任务目标 |
请把下面的全部数据逐行转写成 Markdown 表格，设"序号"和"内容"两列，空行不计，图片不要写进答案。

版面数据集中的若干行

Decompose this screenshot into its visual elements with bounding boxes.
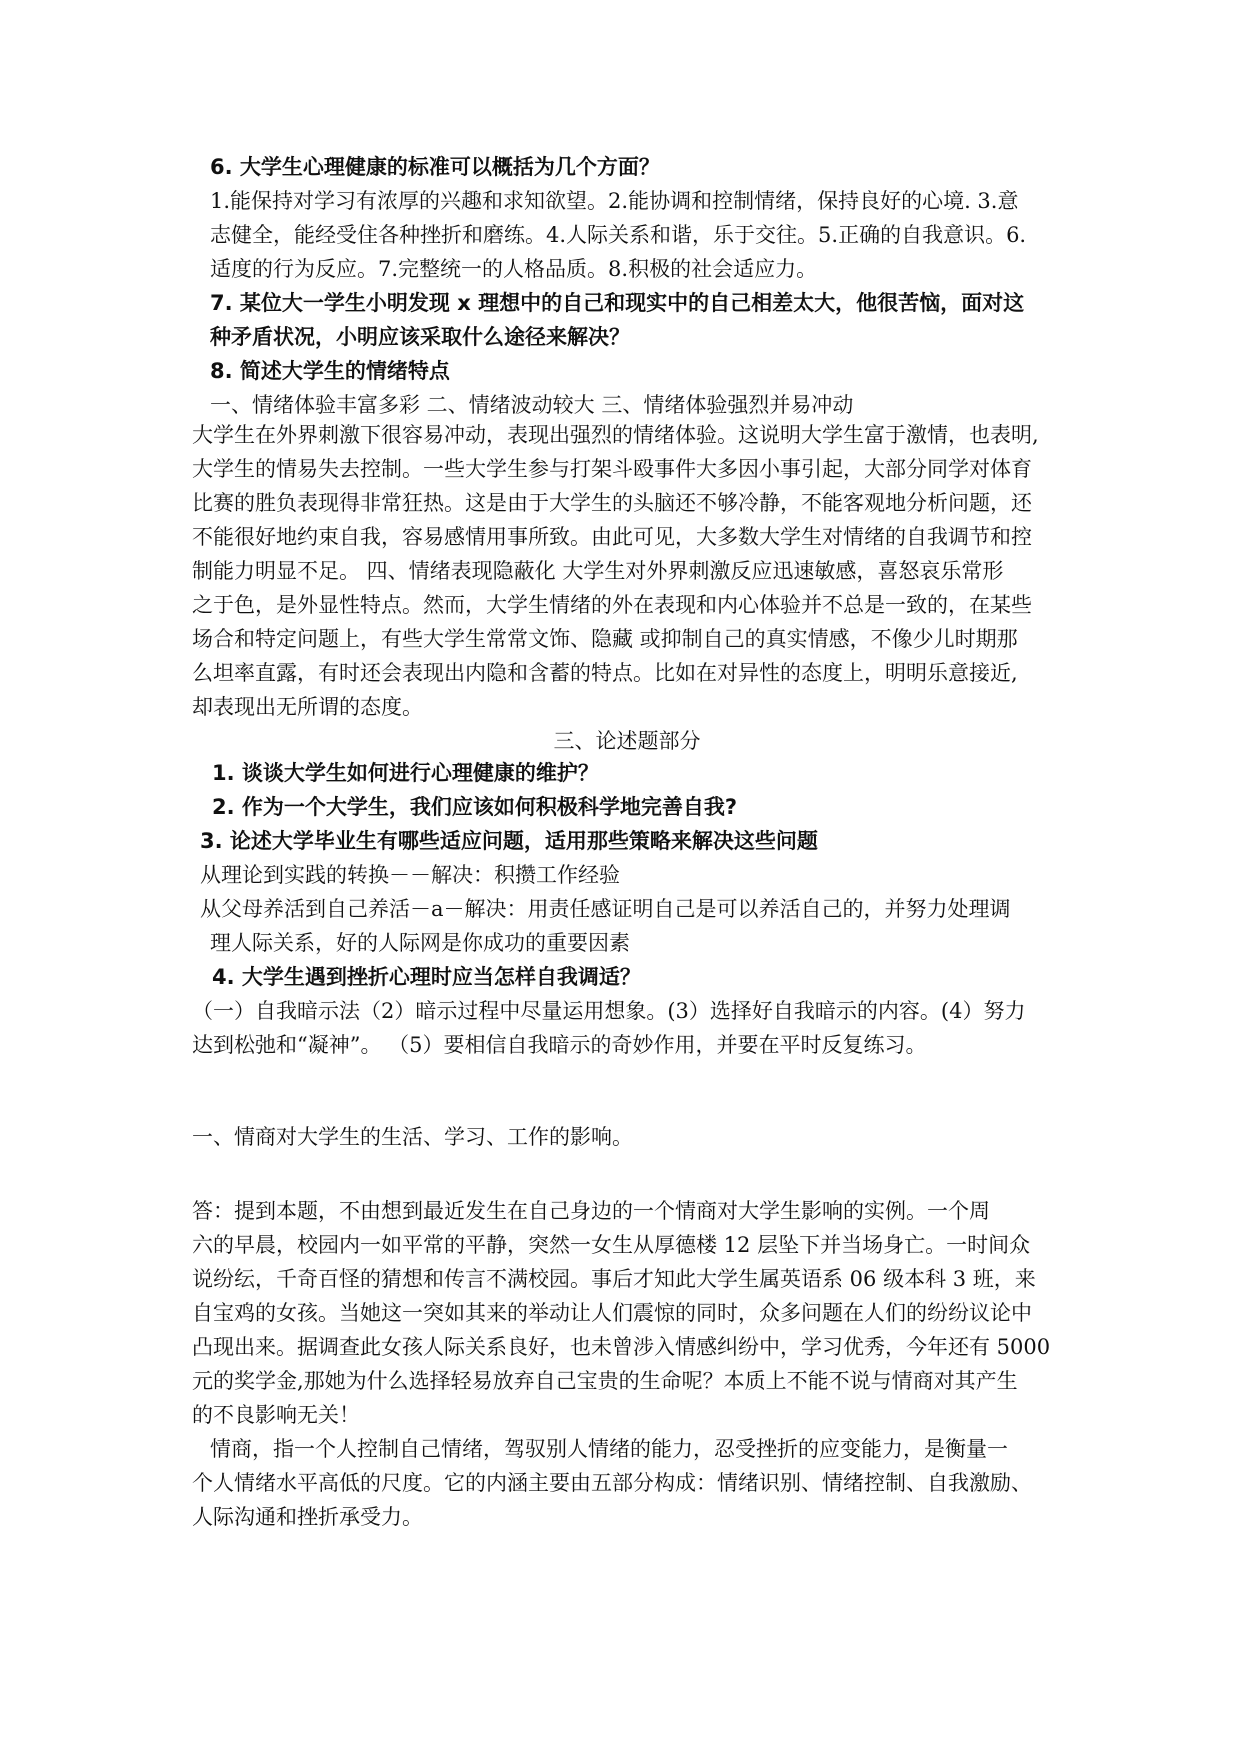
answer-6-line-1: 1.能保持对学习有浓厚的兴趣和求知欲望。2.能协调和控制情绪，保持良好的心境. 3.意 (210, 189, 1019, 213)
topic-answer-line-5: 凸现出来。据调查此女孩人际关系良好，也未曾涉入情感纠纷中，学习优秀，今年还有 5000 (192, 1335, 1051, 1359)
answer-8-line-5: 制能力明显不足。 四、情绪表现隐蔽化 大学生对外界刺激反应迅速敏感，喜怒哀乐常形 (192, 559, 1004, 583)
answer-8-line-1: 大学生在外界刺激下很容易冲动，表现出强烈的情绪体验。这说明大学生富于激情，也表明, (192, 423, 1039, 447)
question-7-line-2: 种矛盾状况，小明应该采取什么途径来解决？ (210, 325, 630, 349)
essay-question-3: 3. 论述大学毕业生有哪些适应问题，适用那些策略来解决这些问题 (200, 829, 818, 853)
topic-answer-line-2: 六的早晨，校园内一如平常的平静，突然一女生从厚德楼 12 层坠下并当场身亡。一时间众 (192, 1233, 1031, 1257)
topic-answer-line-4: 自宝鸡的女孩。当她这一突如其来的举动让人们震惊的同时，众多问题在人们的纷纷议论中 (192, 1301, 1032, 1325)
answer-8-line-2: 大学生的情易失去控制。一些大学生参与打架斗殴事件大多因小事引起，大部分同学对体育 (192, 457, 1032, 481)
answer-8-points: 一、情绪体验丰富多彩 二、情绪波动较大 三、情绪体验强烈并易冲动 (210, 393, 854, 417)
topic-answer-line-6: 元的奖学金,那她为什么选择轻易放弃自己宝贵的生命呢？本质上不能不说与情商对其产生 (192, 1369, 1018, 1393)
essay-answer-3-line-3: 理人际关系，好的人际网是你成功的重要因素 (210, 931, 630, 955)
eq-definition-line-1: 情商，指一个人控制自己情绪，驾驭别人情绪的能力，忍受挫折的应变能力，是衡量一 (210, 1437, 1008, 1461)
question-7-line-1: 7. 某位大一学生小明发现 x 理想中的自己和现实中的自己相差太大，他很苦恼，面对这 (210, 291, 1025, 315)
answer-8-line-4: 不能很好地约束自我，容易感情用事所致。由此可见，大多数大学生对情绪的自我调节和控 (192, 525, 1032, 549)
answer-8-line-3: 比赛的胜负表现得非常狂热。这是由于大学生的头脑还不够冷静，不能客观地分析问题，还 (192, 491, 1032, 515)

完整作答 |
| 序号 | 内容 |
|---|---|
| 1 | Decompose this screenshot into its visual elements with bounding boxes. |
| 2 | answer-6-line-1: 1.能保持对学习有浓厚的兴趣和求知欲望。2.能协调和控制情绪，保持良好的心境. 3.意 (210, 189, 1019, 213) |
| 3 | topic-answer-line-5: 凸现出来。据调查此女孩人际关系良好，也未曾涉入情感纠纷中，学习优秀，今年还有 5000 (192, 1335, 1051, 1359) |
| 4 | answer-8-line-5: 制能力明显不足。 四、情绪表现隐蔽化 大学生对外界刺激反应迅速敏感，喜怒哀乐常形 (192, 559, 1004, 583) |
| 5 | answer-8-line-1: 大学生在外界刺激下很容易冲动，表现出强烈的情绪体验。这说明大学生富于激情，也表明, (192, 423, 1039, 447) |
| 6 | question-7-line-2: 种矛盾状况，小明应该采取什么途径来解决？ (210, 325, 630, 349) |
| 7 | essay-question-3: 3. 论述大学毕业生有哪些适应问题，适用那些策略来解决这些问题 (200, 829, 818, 853) |
| 8 | topic-answer-line-2: 六的早晨，校园内一如平常的平静，突然一女生从厚德楼 12 层坠下并当场身亡。一时间众 (192, 1233, 1031, 1257) |
| 9 | topic-answer-line-4: 自宝鸡的女孩。当她这一突如其来的举动让人们震惊的同时，众多问题在人们的纷纷议论中 (192, 1301, 1032, 1325) |
| 10 | answer-8-line-2: 大学生的情易失去控制。一些大学生参与打架斗殴事件大多因小事引起，大部分同学对体育 (192, 457, 1032, 481) |
| 11 | answer-8-points: 一、情绪体验丰富多彩 二、情绪波动较大 三、情绪体验强烈并易冲动 (210, 393, 854, 417) |
| 12 | topic-answer-line-6: 元的奖学金,那她为什么选择轻易放弃自己宝贵的生命呢？本质上不能不说与情商对其产生 (192, 1369, 1018, 1393) |
| 13 | essay-answer-3-line-3: 理人际关系，好的人际网是你成功的重要因素 (210, 931, 630, 955) |
| 14 | eq-definition-line-1: 情商，指一个人控制自己情绪，驾驭别人情绪的能力，忍受挫折的应变能力，是衡量一 (210, 1437, 1008, 1461) |
| 15 | question-7-line-1: 7. 某位大一学生小明发现 x 理想中的自己和现实中的自己相差太大，他很苦恼，面对这 (210, 291, 1025, 315) |
| 16 | answer-8-line-4: 不能很好地约束自我，容易感情用事所致。由此可见，大多数大学生对情绪的自我调节和控 (192, 525, 1032, 549) |
| 17 | answer-8-line-3: 比赛的胜负表现得非常狂热。这是由于大学生的头脑还不够冷静，不能客观地分析问题，还 (192, 491, 1032, 515) |